TASK PROMPT:
Tally how many lines of these entries hold the string "object". Return the number alone.

TASK DATA:
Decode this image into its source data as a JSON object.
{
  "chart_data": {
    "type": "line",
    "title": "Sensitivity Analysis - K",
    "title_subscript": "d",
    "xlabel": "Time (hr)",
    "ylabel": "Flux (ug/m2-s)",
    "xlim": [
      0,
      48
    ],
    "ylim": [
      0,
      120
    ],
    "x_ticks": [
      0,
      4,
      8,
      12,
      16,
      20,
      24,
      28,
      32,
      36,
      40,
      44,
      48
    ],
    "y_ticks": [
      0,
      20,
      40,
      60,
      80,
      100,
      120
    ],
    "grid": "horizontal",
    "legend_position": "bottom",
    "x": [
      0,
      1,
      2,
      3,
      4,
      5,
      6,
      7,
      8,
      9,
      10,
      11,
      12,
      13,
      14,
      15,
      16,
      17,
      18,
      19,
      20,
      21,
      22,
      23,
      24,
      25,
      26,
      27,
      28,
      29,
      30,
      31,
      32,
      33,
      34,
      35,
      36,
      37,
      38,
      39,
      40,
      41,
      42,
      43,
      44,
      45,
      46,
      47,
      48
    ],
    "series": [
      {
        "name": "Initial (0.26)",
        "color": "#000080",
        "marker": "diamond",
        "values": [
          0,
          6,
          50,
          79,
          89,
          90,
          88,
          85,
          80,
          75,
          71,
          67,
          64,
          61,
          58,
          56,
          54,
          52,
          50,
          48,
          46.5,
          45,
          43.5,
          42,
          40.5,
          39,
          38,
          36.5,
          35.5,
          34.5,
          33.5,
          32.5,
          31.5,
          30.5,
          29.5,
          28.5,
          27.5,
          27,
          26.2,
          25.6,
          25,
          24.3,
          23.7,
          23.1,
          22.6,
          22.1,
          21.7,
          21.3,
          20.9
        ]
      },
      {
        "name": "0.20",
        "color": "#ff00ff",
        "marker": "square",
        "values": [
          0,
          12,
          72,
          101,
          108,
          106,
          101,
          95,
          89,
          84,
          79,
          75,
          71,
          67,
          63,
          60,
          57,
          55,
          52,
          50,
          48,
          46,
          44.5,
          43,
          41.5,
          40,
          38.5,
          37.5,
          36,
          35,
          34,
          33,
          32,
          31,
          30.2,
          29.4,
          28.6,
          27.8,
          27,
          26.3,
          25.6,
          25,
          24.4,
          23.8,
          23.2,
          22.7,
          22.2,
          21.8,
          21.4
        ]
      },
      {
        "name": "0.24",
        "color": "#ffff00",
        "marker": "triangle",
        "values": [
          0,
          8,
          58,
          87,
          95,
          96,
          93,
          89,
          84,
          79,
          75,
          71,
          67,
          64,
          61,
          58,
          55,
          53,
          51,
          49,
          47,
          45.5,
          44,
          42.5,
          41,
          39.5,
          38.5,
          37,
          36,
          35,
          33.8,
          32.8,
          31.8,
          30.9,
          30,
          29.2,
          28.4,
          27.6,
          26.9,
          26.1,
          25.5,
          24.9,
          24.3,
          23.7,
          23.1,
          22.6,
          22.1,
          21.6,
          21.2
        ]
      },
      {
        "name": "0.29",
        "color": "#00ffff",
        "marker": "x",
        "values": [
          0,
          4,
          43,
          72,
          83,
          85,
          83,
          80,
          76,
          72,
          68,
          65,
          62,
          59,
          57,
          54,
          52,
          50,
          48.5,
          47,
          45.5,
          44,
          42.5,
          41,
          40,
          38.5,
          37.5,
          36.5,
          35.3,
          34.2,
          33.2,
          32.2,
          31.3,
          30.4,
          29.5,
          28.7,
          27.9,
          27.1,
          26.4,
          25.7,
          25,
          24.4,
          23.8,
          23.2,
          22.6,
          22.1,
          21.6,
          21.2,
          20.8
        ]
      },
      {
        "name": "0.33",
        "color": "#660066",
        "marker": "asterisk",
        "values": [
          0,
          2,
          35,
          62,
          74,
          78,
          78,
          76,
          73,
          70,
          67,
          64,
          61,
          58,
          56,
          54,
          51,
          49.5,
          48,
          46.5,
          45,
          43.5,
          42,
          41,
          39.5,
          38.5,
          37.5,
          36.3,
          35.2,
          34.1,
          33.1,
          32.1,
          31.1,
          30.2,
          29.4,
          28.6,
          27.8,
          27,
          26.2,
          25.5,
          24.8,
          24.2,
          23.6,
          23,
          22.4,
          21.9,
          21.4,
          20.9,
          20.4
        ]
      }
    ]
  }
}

--

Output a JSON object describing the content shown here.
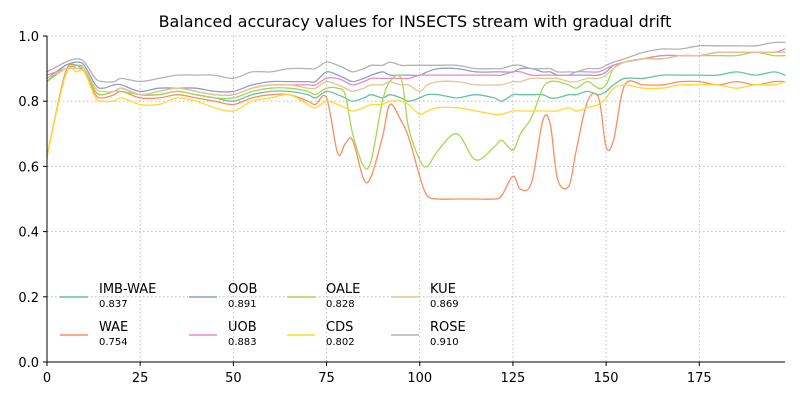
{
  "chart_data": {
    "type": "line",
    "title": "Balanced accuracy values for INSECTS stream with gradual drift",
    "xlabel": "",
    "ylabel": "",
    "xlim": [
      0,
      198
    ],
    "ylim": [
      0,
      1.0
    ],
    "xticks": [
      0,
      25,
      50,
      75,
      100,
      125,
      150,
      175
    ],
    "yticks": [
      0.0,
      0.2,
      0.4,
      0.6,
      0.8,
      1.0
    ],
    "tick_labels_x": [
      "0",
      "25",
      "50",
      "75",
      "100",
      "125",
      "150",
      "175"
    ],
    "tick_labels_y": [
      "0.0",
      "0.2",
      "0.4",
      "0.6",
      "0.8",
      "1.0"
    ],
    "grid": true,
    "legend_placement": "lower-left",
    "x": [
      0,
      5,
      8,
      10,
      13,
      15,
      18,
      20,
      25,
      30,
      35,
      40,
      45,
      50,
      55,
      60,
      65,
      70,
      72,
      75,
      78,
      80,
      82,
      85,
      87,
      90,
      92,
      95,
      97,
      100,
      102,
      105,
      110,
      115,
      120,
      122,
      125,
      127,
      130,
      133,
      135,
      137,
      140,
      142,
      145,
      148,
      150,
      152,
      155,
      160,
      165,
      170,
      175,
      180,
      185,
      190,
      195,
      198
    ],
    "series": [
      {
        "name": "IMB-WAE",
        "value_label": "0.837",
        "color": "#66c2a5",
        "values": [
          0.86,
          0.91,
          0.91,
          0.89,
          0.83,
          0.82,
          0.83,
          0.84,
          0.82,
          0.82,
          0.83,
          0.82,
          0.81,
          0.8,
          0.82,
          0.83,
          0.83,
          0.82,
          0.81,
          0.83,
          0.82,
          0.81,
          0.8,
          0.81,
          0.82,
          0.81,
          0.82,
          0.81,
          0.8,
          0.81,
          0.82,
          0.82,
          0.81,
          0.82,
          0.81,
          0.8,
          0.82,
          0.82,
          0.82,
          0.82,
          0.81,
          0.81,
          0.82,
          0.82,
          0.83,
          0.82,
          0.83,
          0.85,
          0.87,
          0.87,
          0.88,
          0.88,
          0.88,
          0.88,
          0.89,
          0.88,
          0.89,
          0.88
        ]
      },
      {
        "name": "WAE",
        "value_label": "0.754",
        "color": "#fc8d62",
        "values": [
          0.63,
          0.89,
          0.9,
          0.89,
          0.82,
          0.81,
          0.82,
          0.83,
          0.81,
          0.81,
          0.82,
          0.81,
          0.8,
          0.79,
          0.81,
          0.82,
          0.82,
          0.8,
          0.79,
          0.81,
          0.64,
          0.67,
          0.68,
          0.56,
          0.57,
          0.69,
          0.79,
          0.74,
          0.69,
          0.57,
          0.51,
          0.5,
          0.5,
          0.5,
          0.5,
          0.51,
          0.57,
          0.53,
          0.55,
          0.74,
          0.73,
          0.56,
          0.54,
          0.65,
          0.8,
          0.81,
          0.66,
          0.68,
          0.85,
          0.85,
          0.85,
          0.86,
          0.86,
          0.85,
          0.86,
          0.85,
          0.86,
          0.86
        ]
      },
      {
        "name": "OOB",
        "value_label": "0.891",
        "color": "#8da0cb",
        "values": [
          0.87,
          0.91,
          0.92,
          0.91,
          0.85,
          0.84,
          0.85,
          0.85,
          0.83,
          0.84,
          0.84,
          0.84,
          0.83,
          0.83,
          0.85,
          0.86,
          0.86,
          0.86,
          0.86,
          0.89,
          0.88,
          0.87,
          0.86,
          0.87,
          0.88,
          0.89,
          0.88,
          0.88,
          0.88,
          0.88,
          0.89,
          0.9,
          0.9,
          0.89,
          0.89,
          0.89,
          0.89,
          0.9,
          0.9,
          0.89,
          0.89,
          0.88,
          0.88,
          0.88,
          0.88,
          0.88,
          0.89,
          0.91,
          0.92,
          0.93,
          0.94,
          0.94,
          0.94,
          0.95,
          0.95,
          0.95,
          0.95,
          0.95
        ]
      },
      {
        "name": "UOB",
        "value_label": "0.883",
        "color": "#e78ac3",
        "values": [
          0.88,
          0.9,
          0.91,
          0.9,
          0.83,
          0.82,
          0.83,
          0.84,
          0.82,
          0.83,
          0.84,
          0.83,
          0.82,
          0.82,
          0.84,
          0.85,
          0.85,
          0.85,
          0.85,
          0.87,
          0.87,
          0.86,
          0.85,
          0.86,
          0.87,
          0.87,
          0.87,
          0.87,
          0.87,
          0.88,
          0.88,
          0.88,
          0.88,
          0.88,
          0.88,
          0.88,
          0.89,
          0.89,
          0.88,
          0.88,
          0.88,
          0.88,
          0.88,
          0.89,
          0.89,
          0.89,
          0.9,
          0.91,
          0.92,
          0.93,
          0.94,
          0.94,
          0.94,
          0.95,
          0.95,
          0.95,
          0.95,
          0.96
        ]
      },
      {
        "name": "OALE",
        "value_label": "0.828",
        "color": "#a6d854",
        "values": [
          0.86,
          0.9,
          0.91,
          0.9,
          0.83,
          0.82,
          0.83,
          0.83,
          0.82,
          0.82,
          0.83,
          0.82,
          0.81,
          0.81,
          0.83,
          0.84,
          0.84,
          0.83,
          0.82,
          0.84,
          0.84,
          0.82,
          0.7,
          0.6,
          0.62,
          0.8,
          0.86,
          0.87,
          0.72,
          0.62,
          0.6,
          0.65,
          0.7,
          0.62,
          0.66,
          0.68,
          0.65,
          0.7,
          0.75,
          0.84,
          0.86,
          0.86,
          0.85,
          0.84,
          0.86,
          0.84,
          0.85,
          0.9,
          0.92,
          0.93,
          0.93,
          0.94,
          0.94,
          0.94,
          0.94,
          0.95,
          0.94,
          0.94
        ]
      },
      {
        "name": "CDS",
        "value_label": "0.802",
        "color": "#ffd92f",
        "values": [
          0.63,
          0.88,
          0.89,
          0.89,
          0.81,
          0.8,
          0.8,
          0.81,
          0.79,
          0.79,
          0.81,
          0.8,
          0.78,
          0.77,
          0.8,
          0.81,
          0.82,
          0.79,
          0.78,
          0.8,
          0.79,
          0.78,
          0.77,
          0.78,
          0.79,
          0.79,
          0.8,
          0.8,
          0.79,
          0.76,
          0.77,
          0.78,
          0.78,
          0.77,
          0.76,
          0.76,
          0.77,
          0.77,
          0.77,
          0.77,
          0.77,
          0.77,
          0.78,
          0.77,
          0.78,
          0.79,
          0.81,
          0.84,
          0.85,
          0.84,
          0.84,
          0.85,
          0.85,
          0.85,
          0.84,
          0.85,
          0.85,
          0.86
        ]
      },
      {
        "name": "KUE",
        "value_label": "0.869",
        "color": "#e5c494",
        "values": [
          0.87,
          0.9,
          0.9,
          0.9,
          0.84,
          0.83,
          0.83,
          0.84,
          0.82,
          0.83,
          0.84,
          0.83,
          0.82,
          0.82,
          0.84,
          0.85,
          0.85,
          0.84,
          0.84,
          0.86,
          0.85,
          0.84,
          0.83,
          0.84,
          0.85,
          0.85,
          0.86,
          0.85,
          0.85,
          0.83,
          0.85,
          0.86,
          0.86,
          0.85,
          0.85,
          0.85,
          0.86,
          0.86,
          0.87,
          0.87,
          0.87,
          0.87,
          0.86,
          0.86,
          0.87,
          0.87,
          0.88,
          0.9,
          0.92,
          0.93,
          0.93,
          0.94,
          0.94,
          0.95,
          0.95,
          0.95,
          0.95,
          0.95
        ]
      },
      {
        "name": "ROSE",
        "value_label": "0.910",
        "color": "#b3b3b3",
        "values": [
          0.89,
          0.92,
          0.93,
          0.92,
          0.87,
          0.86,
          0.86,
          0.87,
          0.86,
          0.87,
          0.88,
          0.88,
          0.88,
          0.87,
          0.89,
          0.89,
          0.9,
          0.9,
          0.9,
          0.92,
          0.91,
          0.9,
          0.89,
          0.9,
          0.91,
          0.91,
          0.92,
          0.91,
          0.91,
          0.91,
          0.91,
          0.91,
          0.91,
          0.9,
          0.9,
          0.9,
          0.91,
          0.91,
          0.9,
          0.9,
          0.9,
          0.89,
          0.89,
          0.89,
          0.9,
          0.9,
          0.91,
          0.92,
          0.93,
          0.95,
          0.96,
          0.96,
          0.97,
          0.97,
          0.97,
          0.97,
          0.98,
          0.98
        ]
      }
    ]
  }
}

--

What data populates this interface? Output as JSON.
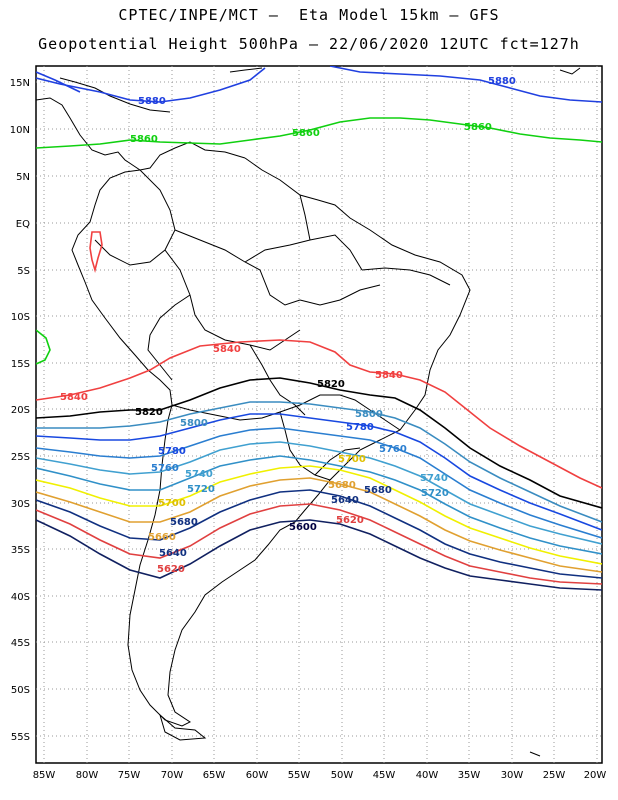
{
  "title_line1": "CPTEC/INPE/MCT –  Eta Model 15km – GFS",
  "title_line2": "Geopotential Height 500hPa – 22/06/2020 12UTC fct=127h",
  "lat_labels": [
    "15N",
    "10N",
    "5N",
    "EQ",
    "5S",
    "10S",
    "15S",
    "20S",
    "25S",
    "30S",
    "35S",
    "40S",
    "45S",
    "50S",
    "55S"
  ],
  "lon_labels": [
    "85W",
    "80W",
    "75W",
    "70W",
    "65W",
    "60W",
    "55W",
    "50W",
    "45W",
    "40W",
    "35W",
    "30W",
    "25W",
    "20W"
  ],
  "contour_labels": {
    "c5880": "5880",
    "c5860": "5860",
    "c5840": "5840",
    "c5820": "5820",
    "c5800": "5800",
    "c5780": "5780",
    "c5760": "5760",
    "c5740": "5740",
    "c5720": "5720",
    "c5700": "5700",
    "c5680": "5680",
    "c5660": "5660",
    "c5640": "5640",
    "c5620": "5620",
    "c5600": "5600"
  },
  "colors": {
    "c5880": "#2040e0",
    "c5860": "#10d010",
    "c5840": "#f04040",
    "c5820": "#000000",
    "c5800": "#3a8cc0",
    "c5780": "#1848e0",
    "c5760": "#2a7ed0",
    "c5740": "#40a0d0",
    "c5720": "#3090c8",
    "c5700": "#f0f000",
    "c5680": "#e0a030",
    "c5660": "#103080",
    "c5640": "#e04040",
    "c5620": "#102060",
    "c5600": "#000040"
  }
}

COMPLETED TASK:
2